▶ **SHORT PROBLEM**: Retype each record shown below, leaving every character as it is.

▶ **Stored records**:

┄┄┄┄┄┄┄┄┄┄┄┄┄┄┄┄┄┄┄┄

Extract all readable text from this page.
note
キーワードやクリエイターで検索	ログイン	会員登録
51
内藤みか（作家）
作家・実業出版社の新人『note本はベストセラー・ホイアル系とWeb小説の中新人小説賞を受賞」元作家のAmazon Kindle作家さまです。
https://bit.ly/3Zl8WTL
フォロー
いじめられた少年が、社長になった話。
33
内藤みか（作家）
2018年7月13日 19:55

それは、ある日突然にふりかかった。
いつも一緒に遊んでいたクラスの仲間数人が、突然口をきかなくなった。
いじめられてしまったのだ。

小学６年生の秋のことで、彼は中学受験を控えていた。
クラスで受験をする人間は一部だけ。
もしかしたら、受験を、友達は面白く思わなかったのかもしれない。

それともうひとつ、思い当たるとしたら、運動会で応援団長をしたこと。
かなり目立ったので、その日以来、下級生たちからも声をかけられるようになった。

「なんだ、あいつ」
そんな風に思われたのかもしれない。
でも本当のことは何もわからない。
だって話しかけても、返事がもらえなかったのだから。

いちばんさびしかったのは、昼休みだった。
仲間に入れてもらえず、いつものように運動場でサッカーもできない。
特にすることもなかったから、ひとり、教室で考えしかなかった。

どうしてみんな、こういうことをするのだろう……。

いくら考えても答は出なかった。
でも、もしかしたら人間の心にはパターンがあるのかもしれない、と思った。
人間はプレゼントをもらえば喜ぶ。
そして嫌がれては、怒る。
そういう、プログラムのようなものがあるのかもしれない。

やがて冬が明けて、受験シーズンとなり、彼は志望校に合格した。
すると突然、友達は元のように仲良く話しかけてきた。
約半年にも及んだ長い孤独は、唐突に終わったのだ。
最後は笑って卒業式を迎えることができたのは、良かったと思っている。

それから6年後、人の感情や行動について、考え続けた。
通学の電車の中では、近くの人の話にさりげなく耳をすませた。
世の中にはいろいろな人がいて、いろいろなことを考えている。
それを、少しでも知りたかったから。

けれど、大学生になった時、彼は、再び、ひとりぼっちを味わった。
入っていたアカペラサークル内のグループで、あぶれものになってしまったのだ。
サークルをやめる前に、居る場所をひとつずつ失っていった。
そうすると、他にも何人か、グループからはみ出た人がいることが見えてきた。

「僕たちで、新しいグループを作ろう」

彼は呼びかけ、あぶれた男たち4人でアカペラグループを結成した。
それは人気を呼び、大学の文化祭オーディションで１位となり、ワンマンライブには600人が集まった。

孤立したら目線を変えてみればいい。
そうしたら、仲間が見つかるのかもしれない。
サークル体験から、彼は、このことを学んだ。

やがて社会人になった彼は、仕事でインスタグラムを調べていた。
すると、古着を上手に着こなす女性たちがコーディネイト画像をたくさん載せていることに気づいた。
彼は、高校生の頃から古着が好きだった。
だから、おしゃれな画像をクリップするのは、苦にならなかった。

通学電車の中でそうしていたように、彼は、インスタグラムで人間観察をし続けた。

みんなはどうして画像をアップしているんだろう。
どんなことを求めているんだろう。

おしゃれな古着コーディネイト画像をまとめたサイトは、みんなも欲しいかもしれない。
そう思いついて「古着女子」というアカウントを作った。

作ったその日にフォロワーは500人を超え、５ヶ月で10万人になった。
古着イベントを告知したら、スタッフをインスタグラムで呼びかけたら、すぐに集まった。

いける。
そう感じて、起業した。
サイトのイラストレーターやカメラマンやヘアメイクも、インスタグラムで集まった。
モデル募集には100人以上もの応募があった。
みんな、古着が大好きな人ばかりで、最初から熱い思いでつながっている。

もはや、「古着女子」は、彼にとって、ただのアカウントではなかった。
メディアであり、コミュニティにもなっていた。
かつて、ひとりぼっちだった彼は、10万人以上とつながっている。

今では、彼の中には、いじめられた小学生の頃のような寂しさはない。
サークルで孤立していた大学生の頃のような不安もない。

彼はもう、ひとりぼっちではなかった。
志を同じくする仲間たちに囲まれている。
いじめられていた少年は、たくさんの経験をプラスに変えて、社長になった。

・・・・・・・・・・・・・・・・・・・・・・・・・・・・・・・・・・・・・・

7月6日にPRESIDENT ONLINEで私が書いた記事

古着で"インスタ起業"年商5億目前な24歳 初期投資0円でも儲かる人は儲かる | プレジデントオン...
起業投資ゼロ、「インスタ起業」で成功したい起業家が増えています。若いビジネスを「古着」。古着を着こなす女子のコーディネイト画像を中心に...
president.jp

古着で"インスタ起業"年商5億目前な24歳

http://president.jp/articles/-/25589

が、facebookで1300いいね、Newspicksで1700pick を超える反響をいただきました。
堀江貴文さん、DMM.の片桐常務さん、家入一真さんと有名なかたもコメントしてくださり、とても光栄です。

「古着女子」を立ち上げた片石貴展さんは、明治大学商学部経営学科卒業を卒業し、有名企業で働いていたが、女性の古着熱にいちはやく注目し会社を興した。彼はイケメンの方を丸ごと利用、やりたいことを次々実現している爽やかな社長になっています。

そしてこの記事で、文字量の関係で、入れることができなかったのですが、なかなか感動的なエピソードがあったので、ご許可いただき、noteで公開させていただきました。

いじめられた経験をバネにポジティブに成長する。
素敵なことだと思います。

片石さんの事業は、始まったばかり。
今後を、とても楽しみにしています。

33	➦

┄┄┄┄┄┄┄┄┄┄┄┄┄┄┄┄┄┄┄┄

▶ **TASK SOLUTION**:
Extract all readable text from this page.
note
キーワードやクリエイターで検索	ログイン	会員登録
51
内藤みか（作家）
作家・実業出版社の新人『note本はベストセラー・ホイアル系とWeb小説の中新人小説賞を受賞」元作家のAmazon Kindle作家さまです。
https://bit.ly/3Zl8WTL
フォロー
いじめられた少年が、社長になった話。
33
内藤みか（作家）
2018年7月13日 19:55

それは、ある日突然にふりかかった。
いつも一緒に遊んでいたクラスの仲間数人が、突然口をきかなくなった。
いじめられてしまったのだ。

小学６年生の秋のことで、彼は中学受験を控えていた。
クラスで受験をする人間は一部だけ。
もしかしたら、受験を、友達は面白く思わなかったのかもしれない。

それともうひとつ、思い当たるとしたら、運動会で応援団長をしたこと。
かなり目立ったので、その日以来、下級生たちからも声をかけられるようになった。

「なんだ、あいつ」
そんな風に思われたのかもしれない。
でも本当のことは何もわからない。
だって話しかけても、返事がもらえなかったのだから。

いちばんさびしかったのは、昼休みだった。
仲間に入れてもらえず、いつものように運動場でサッカーもできない。
特にすることもなかったから、ひとり、教室で考えしかなかった。

どうしてみんな、こういうことをするのだろう……。

いくら考えても答は出なかった。
でも、もしかしたら人間の心にはパターンがあるのかもしれない、と思った。
人間はプレゼントをもらえば喜ぶ。
そして嫌がれては、怒る。
そういう、プログラムのようなものがあるのかもしれない。

やがて冬が明けて、受験シーズンとなり、彼は志望校に合格した。
すると突然、友達は元のように仲良く話しかけてきた。
約半年にも及んだ長い孤独は、唐突に終わったのだ。
最後は笑って卒業式を迎えることができたのは、良かったと思っている。

それから6年後、人の感情や行動について、考え続けた。
通学の電車の中では、近くの人の話にさりげなく耳をすませた。
世の中にはいろいろな人がいて、いろいろなことを考えている。
それを、少しでも知りたかったから。

けれど、大学生になった時、彼は、再び、ひとりぼっちを味わった。
入っていたアカペラサークル内のグループで、あぶれものになってしまったのだ。
サークルをやめる前に、居る場所をひとつずつ失っていった。
そうすると、他にも何人か、グループからはみ出た人がいることが見えてきた。

「僕たちで、新しいグループを作ろう」

彼は呼びかけ、あぶれた男たち4人でアカペラグループを結成した。
それは人気を呼び、大学の文化祭オーディションで１位となり、ワンマンライブには600人が集まった。

孤立したら目線を変えてみればいい。
そうしたら、仲間が見つかるのかもしれない。
サークル体験から、彼は、このことを学んだ。

やがて社会人になった彼は、仕事でインスタグラムを調べていた。
すると、古着を上手に着こなす女性たちがコーディネイト画像をたくさん載せていることに気づいた。
彼は、高校生の頃から古着が好きだった。
だから、おしゃれな画像をクリップするのは、苦にならなかった。

通学電車の中でそうしていたように、彼は、インスタグラムで人間観察をし続けた。

みんなはどうして画像をアップしているんだろう。
どんなことを求めているんだろう。

おしゃれな古着コーディネイト画像をまとめたサイトは、みんなも欲しいかもしれない。
そう思いついて「古着女子」というアカウントを作った。

作ったその日にフォロワーは500人を超え、５ヶ月で10万人になった。
古着イベントを告知したら、スタッフをインスタグラムで呼びかけたら、すぐに集まった。

いける。
そう感じて、起業した。
サイトのイラストレーターやカメラマンやヘアメイクも、インスタグラムで集まった。
モデル募集には100人以上もの応募があった。
みんな、古着が大好きな人ばかりで、最初から熱い思いでつながっている。

もはや、「古着女子」は、彼にとって、ただのアカウントではなかった。
メディアであり、コミュニティにもなっていた。
かつて、ひとりぼっちだった彼は、10万人以上とつながっている。

今では、彼の中には、いじめられた小学生の頃のような寂しさはない。
サークルで孤立していた大学生の頃のような不安もない。

彼はもう、ひとりぼっちではなかった。
志を同じくする仲間たちに囲まれている。
いじめられていた少年は、たくさんの経験をプラスに変えて、社長になった。

・・・・・・・・・・・・・・・・・・・・・・・・・・・・・・・・・・・・・・

7月6日にPRESIDENT ONLINEで私が書いた記事

古着で"インスタ起業"年商5億目前な24歳 初期投資0円でも儲かる人は儲かる | プレジデントオン...
起業投資ゼロ、「インスタ起業」で成功したい起業家が増えています。若いビジネスを「古着」。古着を着こなす女子のコーディネイト画像を中心に...
president.jp

古着で"インスタ起業"年商5億目前な24歳

http://president.jp/articles/-/25589

が、facebookで1300いいね、Newspicksで1700pick を超える反響をいただきました。
堀江貴文さん、DMM.の片桐常務さん、家入一真さんと有名なかたもコメントしてくださり、とても光栄です。

「古着女子」を立ち上げた片石貴展さんは、明治大学商学部経営学科卒業を卒業し、有名企業で働いていたが、女性の古着熱にいちはやく注目し会社を興した。彼はイケメンの方を丸ごと利用、やりたいことを次々実現している爽やかな社長になっています。

そしてこの記事で、文字量の関係で、入れることができなかったのですが、なかなか感動的なエピソードがあったので、ご許可いただき、noteで公開させていただきました。

いじめられた経験をバネにポジティブに成長する。
素敵なことだと思います。

片石さんの事業は、始まったばかり。
今後を、とても楽しみにしています。

33	➦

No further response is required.